__JOB__. Search the material below for the string "value" and list each line that holds it.

__MATERIAL TO PROCESS__.
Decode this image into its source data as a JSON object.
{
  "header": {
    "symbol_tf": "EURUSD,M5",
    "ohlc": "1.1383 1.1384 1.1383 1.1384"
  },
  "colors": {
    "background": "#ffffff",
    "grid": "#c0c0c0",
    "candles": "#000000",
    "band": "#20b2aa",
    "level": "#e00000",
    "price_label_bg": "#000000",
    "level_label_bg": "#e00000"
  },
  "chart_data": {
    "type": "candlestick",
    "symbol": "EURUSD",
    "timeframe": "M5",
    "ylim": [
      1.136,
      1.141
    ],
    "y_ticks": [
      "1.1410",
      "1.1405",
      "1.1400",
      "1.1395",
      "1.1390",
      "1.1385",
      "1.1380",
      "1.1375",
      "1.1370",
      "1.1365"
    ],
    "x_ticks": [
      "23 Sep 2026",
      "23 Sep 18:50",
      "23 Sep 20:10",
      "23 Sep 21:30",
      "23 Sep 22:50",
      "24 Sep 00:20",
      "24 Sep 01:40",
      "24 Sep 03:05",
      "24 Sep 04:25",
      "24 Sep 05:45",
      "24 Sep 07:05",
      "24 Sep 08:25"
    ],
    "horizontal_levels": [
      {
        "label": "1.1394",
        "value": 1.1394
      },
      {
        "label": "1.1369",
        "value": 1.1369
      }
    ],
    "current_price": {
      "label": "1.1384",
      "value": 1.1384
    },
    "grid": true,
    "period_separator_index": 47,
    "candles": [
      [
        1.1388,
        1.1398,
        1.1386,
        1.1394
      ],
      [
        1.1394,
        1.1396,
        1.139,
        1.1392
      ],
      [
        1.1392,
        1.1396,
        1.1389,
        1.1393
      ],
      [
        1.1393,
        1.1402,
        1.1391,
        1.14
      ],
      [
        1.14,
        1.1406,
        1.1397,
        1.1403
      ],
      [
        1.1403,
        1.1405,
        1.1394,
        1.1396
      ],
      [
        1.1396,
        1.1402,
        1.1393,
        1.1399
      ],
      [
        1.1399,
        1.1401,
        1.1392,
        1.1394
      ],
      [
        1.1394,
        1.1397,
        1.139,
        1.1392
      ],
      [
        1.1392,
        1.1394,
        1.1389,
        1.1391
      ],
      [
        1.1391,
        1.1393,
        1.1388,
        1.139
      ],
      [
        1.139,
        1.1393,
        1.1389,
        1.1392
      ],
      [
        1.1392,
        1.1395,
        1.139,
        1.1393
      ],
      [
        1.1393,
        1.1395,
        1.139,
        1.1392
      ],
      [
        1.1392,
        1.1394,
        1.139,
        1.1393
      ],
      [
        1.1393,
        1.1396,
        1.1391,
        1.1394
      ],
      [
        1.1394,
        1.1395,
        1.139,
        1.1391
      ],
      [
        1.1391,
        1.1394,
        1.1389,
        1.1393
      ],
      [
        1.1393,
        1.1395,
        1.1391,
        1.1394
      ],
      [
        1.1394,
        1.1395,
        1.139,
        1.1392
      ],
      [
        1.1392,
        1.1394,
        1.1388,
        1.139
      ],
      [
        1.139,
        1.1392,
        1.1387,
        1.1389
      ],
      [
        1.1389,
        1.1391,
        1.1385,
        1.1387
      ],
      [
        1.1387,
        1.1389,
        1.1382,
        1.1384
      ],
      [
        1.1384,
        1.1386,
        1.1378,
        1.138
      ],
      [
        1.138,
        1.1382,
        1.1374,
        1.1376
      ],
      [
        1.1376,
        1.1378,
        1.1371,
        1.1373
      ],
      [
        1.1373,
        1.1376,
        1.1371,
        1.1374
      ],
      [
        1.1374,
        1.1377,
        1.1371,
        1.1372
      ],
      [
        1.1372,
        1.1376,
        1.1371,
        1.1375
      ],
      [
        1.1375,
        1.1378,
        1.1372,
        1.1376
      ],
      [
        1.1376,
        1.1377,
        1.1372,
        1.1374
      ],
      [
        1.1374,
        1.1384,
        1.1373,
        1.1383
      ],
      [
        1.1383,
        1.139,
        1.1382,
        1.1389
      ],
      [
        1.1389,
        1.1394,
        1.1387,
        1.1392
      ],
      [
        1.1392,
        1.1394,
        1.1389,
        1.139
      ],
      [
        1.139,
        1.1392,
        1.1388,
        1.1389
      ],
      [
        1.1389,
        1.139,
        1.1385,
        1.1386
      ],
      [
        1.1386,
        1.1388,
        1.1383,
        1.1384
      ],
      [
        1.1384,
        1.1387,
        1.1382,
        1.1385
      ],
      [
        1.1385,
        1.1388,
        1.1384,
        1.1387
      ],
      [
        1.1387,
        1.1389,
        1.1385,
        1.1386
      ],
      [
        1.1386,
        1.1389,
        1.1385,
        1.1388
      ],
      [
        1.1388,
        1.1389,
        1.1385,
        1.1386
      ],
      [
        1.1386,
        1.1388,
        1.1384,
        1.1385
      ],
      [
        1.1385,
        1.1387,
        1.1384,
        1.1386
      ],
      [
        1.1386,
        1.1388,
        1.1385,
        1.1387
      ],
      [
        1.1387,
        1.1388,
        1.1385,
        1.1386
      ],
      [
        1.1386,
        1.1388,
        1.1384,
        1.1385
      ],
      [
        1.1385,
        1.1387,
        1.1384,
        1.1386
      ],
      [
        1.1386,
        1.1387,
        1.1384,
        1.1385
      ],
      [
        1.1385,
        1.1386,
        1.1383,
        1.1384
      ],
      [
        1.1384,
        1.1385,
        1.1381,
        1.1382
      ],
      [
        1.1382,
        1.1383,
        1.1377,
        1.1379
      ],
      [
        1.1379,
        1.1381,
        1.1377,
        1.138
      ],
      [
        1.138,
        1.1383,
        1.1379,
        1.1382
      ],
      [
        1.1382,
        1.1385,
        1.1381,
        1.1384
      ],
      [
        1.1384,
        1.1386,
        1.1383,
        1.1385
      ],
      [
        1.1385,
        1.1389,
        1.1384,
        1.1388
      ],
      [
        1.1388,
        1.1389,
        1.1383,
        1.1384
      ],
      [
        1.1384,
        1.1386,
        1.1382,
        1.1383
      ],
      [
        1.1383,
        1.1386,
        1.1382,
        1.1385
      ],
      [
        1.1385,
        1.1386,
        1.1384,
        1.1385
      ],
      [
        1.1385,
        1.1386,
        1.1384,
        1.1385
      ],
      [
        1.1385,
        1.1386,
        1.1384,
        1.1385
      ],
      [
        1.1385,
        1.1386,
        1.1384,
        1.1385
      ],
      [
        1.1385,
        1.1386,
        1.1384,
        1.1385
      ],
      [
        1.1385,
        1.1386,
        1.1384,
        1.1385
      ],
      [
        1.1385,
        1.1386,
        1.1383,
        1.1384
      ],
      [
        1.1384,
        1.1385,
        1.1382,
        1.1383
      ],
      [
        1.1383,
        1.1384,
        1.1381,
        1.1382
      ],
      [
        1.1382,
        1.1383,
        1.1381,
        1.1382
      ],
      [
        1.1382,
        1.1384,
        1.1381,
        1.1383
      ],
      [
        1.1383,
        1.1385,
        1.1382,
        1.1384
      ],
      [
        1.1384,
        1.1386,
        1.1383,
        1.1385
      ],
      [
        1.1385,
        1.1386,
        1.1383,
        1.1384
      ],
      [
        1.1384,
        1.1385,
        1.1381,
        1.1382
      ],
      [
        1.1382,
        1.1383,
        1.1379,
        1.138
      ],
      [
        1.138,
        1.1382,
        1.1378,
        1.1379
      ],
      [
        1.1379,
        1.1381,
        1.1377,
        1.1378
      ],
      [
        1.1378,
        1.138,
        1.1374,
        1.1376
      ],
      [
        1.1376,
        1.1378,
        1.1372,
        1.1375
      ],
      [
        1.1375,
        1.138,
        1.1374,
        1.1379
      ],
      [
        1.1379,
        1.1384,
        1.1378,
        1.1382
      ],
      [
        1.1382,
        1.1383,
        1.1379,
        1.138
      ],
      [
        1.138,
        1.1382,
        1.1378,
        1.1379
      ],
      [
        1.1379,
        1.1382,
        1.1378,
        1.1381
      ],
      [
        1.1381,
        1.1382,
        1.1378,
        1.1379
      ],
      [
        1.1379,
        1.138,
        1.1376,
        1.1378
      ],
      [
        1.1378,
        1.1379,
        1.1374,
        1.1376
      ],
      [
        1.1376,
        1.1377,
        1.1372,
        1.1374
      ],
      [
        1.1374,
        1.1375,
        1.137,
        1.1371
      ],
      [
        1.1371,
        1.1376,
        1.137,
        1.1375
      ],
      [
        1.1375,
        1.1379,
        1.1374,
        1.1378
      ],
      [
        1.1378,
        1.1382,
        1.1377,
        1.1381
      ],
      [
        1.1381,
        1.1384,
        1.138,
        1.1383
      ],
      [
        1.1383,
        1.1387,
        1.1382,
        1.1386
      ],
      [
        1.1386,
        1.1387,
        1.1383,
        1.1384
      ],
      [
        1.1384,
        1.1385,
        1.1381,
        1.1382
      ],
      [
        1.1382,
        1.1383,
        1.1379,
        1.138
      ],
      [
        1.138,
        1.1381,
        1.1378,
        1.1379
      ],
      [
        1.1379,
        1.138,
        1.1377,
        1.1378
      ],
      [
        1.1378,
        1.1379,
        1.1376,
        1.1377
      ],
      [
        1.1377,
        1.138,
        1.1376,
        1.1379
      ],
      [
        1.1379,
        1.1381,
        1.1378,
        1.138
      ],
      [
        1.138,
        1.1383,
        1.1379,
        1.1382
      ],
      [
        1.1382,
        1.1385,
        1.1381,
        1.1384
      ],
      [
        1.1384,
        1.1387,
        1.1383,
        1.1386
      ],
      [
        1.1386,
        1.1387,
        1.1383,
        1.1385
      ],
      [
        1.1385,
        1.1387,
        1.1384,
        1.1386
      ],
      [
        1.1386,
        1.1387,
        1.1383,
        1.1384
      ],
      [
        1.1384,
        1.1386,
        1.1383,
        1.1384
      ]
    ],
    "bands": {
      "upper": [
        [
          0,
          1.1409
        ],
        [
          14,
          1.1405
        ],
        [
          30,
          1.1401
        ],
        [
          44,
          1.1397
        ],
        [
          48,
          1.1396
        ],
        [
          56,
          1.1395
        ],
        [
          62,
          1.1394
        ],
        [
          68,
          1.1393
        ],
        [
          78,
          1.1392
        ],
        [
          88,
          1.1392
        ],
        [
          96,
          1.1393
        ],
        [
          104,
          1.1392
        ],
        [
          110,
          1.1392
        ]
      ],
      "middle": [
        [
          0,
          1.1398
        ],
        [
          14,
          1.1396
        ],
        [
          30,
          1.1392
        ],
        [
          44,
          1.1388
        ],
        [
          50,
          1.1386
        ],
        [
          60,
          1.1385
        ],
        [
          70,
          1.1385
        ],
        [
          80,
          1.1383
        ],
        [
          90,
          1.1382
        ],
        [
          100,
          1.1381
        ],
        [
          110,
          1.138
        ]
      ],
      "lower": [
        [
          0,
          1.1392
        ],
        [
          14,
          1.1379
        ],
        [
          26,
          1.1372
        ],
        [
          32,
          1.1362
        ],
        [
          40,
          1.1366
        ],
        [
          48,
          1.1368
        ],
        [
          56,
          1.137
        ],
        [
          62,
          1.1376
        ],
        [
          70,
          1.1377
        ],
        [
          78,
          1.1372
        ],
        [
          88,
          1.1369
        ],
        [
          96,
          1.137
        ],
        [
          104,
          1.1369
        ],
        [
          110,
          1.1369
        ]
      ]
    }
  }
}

__EXPECTED OUTPUT__.
        "value": 1.1394
        "value": 1.1369
      "value": 1.1384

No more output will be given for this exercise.